PROBLEM DESCRIPTION: Scan the material below for the string "Primary", and copy every line where it shows up.

==============================

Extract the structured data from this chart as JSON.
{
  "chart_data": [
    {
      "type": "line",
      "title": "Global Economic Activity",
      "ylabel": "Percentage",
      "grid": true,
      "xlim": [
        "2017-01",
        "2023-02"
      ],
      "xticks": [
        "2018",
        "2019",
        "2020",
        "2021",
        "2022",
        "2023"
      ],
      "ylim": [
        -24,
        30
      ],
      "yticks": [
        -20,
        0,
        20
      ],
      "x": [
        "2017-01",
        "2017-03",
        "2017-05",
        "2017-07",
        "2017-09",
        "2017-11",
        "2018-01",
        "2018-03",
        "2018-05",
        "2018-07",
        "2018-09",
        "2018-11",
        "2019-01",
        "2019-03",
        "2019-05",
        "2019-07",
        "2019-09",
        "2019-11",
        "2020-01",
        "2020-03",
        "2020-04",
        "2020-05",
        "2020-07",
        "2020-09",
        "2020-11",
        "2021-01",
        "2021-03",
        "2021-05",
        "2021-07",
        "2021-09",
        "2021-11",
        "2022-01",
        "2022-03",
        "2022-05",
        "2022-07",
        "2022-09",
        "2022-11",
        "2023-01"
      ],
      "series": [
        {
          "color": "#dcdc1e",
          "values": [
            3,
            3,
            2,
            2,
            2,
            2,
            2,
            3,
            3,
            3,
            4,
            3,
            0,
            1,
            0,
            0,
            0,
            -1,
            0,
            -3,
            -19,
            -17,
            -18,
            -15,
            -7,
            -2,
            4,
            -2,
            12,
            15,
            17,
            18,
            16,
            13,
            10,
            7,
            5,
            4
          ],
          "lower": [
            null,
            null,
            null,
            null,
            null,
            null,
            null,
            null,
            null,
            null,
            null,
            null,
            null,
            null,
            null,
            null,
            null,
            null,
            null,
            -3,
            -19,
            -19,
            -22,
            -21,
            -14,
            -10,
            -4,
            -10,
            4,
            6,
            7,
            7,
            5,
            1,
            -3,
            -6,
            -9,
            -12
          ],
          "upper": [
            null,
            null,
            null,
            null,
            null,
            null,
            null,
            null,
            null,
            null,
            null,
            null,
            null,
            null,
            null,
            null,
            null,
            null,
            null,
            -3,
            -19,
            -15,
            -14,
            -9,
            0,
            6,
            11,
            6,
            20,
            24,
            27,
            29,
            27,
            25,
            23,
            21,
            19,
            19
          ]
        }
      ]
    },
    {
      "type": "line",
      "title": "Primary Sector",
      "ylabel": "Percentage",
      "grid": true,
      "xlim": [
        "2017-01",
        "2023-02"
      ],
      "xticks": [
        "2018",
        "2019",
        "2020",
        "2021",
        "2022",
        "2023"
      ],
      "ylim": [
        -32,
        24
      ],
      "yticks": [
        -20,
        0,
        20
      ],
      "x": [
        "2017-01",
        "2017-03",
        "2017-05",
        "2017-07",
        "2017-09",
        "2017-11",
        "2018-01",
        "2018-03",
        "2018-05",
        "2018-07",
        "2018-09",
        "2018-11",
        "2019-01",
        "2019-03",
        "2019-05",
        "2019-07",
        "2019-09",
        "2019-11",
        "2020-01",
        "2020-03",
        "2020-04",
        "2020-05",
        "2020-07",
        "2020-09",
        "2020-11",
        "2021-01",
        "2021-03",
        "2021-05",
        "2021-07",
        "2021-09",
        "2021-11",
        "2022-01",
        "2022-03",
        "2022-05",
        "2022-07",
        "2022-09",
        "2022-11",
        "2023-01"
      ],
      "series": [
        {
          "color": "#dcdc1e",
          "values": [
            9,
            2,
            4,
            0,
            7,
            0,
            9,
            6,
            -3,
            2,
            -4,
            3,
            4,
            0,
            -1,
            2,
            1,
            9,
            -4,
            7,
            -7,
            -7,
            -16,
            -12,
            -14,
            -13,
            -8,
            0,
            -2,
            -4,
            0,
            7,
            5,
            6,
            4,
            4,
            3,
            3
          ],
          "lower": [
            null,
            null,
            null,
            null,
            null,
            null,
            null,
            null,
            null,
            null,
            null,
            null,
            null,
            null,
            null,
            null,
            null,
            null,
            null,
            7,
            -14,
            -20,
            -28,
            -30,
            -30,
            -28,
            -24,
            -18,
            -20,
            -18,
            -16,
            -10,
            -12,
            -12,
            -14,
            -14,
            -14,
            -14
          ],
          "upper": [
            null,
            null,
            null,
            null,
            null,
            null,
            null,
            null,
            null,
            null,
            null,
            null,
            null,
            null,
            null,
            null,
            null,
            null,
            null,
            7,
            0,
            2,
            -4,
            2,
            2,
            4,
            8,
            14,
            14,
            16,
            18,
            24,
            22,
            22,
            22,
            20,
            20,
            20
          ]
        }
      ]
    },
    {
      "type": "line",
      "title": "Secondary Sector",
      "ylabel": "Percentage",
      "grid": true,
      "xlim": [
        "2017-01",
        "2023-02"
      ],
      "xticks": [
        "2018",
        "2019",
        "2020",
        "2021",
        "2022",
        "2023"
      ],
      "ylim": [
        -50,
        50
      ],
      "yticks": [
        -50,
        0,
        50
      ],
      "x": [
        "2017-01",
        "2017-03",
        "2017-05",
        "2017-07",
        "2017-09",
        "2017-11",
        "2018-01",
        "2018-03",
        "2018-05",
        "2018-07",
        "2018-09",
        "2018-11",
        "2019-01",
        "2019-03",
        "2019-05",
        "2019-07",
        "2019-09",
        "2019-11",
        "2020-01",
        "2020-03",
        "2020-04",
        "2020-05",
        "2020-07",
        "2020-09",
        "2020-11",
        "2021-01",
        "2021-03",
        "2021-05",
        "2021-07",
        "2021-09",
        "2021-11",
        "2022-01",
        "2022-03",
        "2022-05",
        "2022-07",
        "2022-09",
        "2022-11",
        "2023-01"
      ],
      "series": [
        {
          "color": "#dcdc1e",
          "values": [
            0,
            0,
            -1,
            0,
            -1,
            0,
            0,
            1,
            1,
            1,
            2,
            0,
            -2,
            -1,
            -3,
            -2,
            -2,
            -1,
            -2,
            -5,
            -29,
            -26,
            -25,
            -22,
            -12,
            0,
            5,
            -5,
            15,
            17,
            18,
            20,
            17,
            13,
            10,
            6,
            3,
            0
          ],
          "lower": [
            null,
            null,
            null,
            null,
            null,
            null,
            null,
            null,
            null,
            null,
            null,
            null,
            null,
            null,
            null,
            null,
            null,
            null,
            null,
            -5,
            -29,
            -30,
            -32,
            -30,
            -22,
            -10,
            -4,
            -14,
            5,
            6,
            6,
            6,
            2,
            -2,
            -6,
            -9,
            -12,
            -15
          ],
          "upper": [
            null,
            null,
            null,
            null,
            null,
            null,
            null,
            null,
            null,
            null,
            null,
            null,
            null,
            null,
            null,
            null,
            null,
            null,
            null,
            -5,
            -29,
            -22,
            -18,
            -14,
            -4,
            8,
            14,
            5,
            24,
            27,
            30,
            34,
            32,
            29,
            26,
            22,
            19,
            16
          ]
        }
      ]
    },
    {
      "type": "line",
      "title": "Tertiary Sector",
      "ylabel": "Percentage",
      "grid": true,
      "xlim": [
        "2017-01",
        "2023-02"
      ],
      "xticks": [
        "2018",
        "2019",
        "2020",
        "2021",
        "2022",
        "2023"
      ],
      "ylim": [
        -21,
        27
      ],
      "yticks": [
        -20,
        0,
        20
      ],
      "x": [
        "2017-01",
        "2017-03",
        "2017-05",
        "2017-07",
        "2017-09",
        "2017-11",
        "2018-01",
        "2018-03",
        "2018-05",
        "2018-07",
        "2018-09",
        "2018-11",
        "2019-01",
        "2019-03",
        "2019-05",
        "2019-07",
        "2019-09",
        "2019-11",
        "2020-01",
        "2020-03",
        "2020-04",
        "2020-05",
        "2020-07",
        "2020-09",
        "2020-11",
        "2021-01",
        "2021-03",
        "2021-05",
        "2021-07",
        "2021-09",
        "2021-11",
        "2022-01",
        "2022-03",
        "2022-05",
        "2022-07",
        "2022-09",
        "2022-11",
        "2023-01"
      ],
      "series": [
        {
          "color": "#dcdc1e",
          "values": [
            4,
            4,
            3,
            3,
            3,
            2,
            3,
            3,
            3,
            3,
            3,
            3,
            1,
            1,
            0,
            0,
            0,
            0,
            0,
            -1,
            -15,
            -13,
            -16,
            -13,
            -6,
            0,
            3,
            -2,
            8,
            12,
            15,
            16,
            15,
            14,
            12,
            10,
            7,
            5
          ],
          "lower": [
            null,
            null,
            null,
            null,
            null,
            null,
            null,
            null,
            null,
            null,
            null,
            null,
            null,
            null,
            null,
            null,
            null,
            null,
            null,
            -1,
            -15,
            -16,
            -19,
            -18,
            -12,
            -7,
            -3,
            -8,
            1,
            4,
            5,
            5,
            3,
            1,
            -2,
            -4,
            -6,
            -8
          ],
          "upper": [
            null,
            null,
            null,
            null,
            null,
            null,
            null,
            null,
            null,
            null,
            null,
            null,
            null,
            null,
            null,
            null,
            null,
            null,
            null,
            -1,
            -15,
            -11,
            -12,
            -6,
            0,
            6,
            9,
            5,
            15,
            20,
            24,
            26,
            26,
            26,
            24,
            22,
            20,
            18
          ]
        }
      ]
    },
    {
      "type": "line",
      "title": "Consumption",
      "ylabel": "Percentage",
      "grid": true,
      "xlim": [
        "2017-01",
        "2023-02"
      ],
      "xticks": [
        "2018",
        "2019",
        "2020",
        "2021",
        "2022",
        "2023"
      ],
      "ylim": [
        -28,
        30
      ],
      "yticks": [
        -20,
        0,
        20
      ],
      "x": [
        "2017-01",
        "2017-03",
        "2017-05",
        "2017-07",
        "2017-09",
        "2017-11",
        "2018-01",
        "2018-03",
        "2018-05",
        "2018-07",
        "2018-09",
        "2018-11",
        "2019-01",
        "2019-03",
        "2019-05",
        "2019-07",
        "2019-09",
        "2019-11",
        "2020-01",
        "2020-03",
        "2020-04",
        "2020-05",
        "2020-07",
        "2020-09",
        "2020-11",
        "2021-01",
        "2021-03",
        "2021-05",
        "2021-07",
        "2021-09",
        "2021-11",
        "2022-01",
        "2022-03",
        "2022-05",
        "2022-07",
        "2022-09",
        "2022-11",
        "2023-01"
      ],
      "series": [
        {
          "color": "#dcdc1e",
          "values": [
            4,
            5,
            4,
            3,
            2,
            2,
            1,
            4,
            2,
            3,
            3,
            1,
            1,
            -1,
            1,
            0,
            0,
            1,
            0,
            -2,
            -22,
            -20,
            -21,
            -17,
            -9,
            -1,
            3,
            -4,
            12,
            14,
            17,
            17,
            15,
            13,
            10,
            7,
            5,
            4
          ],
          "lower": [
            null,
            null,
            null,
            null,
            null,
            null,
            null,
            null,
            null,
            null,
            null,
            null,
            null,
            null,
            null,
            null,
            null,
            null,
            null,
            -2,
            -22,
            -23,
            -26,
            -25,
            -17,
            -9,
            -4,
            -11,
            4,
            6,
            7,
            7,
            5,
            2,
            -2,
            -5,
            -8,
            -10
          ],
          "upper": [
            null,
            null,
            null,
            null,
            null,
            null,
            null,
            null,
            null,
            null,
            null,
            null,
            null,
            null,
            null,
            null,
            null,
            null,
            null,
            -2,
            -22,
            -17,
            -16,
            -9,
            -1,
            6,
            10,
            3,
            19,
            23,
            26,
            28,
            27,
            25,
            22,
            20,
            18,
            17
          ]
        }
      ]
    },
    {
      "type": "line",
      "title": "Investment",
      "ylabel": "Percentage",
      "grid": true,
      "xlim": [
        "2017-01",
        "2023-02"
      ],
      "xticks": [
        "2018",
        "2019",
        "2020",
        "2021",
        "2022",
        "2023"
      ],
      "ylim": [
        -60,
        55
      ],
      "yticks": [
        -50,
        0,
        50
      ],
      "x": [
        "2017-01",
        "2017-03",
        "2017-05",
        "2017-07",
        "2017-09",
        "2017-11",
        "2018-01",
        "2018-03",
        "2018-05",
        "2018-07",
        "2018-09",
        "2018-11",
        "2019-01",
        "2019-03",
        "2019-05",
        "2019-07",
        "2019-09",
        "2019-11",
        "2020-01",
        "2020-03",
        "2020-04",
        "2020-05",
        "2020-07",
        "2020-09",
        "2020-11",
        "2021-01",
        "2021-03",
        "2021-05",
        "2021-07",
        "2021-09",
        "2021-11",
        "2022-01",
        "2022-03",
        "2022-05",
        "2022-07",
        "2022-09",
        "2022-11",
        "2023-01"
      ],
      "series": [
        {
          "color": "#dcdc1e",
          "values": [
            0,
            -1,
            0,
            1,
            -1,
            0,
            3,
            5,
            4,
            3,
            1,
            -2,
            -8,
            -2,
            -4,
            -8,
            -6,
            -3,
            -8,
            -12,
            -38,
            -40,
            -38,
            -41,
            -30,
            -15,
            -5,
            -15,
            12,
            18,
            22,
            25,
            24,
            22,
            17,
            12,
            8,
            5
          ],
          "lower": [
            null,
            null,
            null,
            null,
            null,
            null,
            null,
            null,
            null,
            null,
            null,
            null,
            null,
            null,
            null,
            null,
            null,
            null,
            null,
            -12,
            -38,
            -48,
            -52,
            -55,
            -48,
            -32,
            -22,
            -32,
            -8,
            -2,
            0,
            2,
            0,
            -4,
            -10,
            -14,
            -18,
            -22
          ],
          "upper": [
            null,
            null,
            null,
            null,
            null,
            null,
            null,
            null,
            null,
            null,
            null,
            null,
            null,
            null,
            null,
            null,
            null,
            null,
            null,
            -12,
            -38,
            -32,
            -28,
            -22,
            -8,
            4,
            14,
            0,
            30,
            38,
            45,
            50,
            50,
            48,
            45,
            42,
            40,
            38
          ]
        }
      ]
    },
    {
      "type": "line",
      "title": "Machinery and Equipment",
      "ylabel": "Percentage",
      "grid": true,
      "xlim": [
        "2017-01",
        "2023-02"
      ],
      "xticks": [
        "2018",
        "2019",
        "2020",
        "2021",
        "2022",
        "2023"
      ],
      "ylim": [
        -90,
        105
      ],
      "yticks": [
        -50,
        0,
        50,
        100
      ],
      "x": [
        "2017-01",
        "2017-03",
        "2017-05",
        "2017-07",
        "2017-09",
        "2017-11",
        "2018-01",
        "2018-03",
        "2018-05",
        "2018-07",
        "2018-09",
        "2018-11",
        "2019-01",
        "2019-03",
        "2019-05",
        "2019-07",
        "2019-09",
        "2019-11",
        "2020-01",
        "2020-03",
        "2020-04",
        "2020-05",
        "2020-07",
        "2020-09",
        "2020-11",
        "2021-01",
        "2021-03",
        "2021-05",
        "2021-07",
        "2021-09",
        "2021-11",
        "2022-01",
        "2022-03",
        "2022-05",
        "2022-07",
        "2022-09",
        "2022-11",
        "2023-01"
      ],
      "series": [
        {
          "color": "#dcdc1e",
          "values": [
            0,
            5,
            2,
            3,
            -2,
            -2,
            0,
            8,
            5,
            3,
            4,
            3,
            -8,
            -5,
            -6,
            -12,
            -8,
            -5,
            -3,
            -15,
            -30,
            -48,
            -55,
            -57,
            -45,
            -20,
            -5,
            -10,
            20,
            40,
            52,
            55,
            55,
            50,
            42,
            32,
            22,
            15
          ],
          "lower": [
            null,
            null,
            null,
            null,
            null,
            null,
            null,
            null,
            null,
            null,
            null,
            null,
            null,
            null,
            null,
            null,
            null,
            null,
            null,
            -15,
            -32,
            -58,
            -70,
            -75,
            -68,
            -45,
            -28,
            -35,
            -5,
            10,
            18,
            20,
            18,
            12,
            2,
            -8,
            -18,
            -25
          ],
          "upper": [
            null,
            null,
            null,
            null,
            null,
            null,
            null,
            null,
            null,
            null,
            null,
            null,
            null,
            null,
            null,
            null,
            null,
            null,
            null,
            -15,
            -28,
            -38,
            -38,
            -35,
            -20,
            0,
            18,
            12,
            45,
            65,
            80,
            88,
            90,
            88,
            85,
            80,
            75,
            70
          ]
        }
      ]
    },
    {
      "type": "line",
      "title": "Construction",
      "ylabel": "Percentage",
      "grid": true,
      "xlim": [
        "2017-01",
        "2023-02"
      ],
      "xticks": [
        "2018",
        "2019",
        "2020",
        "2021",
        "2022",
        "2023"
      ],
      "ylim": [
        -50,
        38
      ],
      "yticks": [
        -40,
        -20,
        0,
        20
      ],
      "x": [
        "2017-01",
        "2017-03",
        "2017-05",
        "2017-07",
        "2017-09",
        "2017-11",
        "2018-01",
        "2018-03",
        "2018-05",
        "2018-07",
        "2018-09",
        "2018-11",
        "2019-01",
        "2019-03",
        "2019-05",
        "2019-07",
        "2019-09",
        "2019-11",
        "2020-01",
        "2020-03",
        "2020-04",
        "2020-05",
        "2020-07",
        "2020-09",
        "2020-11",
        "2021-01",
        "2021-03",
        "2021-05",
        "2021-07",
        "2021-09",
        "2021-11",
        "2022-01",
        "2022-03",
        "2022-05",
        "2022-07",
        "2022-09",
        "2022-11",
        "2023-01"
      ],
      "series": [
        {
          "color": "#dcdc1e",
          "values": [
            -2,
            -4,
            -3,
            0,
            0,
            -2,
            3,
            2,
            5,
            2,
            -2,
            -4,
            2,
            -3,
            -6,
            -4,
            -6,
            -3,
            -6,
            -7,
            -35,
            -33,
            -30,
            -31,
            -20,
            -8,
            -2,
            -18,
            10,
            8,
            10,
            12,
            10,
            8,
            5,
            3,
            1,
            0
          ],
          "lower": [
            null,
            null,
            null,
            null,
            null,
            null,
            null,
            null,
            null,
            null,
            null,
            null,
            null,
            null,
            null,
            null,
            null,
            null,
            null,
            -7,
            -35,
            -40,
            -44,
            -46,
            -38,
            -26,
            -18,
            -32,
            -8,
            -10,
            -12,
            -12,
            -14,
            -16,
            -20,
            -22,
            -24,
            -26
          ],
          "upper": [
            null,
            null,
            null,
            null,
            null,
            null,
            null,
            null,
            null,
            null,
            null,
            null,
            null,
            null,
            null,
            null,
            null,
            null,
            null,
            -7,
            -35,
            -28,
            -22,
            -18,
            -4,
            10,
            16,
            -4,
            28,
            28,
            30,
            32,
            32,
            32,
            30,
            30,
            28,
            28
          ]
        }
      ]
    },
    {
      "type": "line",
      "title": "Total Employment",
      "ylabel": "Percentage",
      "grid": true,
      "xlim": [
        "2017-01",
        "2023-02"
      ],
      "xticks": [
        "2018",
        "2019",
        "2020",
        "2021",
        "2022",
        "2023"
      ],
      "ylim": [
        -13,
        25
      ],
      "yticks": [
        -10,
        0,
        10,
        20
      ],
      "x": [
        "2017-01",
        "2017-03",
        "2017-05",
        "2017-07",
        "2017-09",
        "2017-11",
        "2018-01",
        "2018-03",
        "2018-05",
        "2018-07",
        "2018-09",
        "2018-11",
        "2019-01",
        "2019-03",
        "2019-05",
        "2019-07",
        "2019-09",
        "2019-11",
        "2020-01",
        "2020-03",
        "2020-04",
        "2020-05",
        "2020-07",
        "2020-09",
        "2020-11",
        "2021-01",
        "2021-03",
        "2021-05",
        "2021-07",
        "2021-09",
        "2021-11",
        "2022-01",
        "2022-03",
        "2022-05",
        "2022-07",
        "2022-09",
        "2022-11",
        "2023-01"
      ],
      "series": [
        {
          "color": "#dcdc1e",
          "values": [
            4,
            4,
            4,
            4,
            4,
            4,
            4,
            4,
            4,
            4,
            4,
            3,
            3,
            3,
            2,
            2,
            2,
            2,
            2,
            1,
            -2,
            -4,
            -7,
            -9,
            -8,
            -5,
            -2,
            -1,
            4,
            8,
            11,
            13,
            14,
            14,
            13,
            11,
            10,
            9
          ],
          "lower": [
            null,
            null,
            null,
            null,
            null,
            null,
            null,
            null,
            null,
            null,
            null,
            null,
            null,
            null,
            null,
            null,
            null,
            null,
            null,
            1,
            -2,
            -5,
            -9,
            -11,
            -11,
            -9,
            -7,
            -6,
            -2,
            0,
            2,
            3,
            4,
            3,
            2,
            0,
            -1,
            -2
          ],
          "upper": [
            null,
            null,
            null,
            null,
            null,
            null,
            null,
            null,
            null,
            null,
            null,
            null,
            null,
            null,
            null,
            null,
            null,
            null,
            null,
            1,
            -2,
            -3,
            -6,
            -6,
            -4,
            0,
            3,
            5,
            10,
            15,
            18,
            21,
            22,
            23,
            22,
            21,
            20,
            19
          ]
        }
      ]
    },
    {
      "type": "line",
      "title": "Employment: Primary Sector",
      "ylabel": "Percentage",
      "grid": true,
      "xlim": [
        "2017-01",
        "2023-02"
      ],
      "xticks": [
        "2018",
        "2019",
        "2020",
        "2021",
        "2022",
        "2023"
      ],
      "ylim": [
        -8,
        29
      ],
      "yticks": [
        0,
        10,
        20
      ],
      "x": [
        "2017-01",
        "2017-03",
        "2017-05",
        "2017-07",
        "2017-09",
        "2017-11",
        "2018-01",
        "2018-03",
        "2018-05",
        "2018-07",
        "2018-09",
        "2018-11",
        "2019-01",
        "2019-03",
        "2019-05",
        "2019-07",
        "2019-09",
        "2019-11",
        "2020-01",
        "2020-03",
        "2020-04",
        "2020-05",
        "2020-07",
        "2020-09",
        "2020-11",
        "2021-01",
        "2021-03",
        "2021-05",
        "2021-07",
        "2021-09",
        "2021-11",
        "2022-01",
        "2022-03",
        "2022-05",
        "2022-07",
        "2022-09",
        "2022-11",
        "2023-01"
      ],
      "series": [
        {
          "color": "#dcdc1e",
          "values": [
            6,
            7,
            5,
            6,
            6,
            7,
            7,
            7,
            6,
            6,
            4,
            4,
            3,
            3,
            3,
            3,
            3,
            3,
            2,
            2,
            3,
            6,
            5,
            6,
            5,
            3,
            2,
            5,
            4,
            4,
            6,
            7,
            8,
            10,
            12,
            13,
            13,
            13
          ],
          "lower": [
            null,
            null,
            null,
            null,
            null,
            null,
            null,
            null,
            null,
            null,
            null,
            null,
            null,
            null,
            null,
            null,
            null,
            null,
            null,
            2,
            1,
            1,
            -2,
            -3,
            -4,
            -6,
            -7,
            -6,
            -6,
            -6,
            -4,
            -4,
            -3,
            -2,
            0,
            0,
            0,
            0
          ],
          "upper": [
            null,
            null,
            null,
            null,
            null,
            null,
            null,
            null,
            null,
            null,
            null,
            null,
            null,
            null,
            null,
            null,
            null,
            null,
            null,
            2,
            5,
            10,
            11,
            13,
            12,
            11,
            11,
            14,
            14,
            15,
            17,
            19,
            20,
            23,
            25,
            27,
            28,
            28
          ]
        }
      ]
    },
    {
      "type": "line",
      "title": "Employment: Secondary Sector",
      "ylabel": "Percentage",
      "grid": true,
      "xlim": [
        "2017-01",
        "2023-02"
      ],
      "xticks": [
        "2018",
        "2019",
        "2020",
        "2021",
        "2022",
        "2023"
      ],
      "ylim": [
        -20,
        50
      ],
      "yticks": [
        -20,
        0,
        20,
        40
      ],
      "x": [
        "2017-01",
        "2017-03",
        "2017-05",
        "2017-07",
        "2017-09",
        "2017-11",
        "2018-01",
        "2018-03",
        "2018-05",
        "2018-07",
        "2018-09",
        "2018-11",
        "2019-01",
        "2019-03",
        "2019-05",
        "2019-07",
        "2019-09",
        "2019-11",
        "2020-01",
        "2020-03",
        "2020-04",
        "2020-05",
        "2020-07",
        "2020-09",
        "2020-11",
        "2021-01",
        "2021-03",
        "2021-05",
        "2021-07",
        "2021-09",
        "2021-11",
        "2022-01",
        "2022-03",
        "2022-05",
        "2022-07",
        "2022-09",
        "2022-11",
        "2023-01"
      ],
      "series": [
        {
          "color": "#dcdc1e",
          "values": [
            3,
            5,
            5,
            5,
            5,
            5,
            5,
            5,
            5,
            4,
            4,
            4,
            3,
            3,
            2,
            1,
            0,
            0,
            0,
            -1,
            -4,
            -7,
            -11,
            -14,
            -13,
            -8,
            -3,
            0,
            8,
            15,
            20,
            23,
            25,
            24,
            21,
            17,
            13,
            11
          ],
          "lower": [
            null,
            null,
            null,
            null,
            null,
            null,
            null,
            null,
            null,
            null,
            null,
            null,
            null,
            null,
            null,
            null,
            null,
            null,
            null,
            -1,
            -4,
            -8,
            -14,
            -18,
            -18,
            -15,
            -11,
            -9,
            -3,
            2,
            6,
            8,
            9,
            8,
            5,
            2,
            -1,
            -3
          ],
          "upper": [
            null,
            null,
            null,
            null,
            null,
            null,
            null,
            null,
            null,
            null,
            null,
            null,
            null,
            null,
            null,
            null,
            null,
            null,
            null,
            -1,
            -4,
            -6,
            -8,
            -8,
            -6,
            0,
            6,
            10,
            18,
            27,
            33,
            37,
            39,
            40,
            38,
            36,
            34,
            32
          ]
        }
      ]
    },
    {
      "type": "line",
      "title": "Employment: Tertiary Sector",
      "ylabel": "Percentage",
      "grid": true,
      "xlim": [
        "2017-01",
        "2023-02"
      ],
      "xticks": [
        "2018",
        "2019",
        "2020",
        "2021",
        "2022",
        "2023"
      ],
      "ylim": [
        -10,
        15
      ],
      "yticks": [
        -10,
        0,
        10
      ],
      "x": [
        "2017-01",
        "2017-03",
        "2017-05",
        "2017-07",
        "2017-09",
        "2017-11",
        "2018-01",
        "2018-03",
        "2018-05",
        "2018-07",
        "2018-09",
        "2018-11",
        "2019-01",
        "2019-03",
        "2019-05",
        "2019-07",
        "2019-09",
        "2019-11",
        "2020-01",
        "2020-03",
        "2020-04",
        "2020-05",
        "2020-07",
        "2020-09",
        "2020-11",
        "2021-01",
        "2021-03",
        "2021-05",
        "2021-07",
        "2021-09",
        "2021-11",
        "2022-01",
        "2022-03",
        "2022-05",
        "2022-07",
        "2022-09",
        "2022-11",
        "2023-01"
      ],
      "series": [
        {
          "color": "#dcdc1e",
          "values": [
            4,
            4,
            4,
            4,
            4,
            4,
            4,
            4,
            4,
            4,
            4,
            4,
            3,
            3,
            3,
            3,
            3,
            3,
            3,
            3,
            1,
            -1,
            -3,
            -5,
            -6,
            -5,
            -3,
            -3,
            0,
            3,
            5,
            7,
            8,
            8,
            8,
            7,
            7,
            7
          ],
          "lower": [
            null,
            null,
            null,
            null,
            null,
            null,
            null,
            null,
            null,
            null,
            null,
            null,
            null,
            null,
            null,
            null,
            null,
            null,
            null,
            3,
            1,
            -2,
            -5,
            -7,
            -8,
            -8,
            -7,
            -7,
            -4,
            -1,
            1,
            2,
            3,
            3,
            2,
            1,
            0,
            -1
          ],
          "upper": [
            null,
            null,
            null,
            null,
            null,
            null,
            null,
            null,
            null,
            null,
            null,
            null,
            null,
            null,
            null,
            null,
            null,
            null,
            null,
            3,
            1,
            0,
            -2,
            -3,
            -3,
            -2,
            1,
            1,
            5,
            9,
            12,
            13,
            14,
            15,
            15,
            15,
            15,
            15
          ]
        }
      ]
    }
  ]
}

==============================

IN RESPONSE:
      "title": "Primary Sector",
      "title": "Employment: Primary Sector",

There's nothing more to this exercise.